# [RECORDS SUPPLIED]
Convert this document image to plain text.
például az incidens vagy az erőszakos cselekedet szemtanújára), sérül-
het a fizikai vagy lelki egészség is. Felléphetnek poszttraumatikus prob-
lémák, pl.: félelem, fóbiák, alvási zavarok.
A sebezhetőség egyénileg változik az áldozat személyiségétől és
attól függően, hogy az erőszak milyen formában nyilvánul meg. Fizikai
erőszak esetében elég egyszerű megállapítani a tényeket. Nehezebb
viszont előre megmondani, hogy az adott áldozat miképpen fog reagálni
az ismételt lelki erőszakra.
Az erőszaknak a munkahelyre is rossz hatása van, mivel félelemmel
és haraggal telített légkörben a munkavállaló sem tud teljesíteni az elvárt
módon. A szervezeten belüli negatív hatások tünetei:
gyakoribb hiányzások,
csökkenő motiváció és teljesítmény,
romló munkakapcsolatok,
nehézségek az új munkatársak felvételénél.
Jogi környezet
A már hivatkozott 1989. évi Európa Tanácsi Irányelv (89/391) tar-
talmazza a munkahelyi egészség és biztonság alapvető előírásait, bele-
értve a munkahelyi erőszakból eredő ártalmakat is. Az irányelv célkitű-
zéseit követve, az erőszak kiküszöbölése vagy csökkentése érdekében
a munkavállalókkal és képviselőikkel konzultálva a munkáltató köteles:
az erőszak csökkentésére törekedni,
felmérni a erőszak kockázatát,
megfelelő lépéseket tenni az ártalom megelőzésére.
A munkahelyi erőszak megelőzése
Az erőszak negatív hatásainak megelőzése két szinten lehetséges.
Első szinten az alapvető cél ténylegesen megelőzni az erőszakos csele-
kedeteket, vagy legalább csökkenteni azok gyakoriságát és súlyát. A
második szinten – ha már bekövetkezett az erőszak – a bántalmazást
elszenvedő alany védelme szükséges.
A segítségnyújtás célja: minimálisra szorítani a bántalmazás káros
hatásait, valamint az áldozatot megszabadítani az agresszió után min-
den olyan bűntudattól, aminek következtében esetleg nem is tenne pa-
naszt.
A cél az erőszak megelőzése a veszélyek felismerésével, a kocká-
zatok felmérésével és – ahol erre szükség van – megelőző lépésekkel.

# [WRITTEN EXERCISE]
Copy out the full listing exactly.

# [SOLUTION TO THIS TASK]
Convert this document image to plain text.
például az incidens vagy az erőszakos cselekedet szemtanújára), sérül-
het a fizikai vagy lelki egészség is. Felléphetnek poszttraumatikus prob-
lémák, pl.: félelem, fóbiák, alvási zavarok.
A sebezhetőség egyénileg változik az áldozat személyiségétől és
attól függően, hogy az erőszak milyen formában nyilvánul meg. Fizikai
erőszak esetében elég egyszerű megállapítani a tényeket. Nehezebb
viszont előre megmondani, hogy az adott áldozat miképpen fog reagálni
az ismételt lelki erőszakra.
Az erőszaknak a munkahelyre is rossz hatása van, mivel félelemmel
és haraggal telített légkörben a munkavállaló sem tud teljesíteni az elvárt
módon. A szervezeten belüli negatív hatások tünetei:
gyakoribb hiányzások,
csökkenő motiváció és teljesítmény,
romló munkakapcsolatok,
nehézségek az új munkatársak felvételénél.
Jogi környezet
A már hivatkozott 1989. évi Európa Tanácsi Irányelv (89/391) tar-
talmazza a munkahelyi egészség és biztonság alapvető előírásait, bele-
értve a munkahelyi erőszakból eredő ártalmakat is. Az irányelv célkitű-
zéseit követve, az erőszak kiküszöbölése vagy csökkentése érdekében
a munkavállalókkal és képviselőikkel konzultálva a munkáltató köteles:
az erőszak csökkentésére törekedni,
felmérni a erőszak kockázatát,
megfelelő lépéseket tenni az ártalom megelőzésére.
A munkahelyi erőszak megelőzése
Az erőszak negatív hatásainak megelőzése két szinten lehetséges.
Első szinten az alapvető cél ténylegesen megelőzni az erőszakos csele-
kedeteket, vagy legalább csökkenteni azok gyakoriságát és súlyát. A
második szinten – ha már bekövetkezett az erőszak – a bántalmazást
elszenvedő alany védelme szükséges.
A segítségnyújtás célja: minimálisra szorítani a bántalmazás káros
hatásait, valamint az áldozatot megszabadítani az agresszió után min-
den olyan bűntudattól, aminek következtében esetleg nem is tenne pa-
naszt.
A cél az erőszak megelőzése a veszélyek felismerésével, a kocká-
zatok felmérésével és – ahol erre szükség van – megelőző lépésekkel.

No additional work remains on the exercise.